--- Begin Stored data ---

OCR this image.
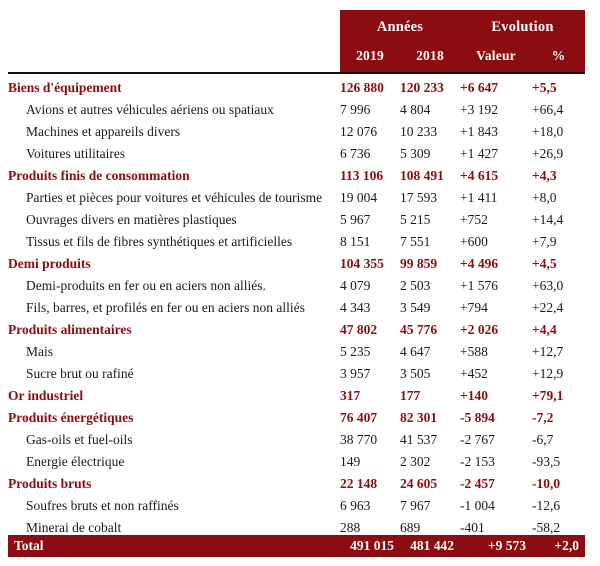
Années	Evolution
2019	2018	Valeur	%
Biens d'équipement	126 880	120 233	+6 647	+5,5
Avions et autres véhicules aériens ou spatiaux	7 996	4 804	+3 192	+66,4
Machines et appareils divers	12 076	10 233	+1 843	+18,0
Voitures utilitaires	6 736	5 309	+1 427	+26,9
Produits finis de consommation	113 106	108 491	+4 615	+4,3
Parties et pièces pour voitures et véhicules de tourisme	19 004	17 593	+1 411	+8,0
Ouvrages divers en matières plastiques	5 967	5 215	+752	+14,4
Tissus et fils de fibres synthétiques et artificielles	8 151	7 551	+600	+7,9
Demi produits	104 355	99 859	+4 496	+4,5
Demi-produits en fer ou en aciers non alliés.	4 079	2 503	+1 576	+63,0
Fils, barres, et profilés en fer ou en aciers non alliés	4 343	3 549	+794	+22,4
Produits alimentaires	47 802	45 776	+2 026	+4,4
Mais	5 235	4 647	+588	+12,7
Sucre brut ou rafiné	3 957	3 505	+452	+12,9
Or industriel	317	177	+140	+79,1
Produits énergétiques	76 407	82 301	-5 894	-7,2
Gas-oils et fuel-oils	38 770	41 537	-2 767	-6,7
Energie électrique	149	2 302	-2 153	-93,5
Produits bruts	22 148	24 605	-2 457	-10,0
Soufres bruts et non raffinés	6 963	7 967	-1 004	-12,6
Minerai de cobalt	288	689	-401	-58,2
Total	491 015	481 442	+9 573	+2,0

--- End Stored data ---

* Requirement
Do not include images; quote all of the entries above exactly.

* Response
OCR this image.
Années	Evolution
2019	2018	Valeur	%
Biens d'équipement	126 880	120 233	+6 647	+5,5
Avions et autres véhicules aériens ou spatiaux	7 996	4 804	+3 192	+66,4
Machines et appareils divers	12 076	10 233	+1 843	+18,0
Voitures utilitaires	6 736	5 309	+1 427	+26,9
Produits finis de consommation	113 106	108 491	+4 615	+4,3
Parties et pièces pour voitures et véhicules de tourisme	19 004	17 593	+1 411	+8,0
Ouvrages divers en matières plastiques	5 967	5 215	+752	+14,4
Tissus et fils de fibres synthétiques et artificielles	8 151	7 551	+600	+7,9
Demi produits	104 355	99 859	+4 496	+4,5
Demi-produits en fer ou en aciers non alliés.	4 079	2 503	+1 576	+63,0
Fils, barres, et profilés en fer ou en aciers non alliés	4 343	3 549	+794	+22,4
Produits alimentaires	47 802	45 776	+2 026	+4,4
Mais	5 235	4 647	+588	+12,7
Sucre brut ou rafiné	3 957	3 505	+452	+12,9
Or industriel	317	177	+140	+79,1
Produits énergétiques	76 407	82 301	-5 894	-7,2
Gas-oils et fuel-oils	38 770	41 537	-2 767	-6,7
Energie électrique	149	2 302	-2 153	-93,5
Produits bruts	22 148	24 605	-2 457	-10,0
Soufres bruts et non raffinés	6 963	7 967	-1 004	-12,6
Minerai de cobalt	288	689	-401	-58,2
Total	491 015	481 442	+9 573	+2,0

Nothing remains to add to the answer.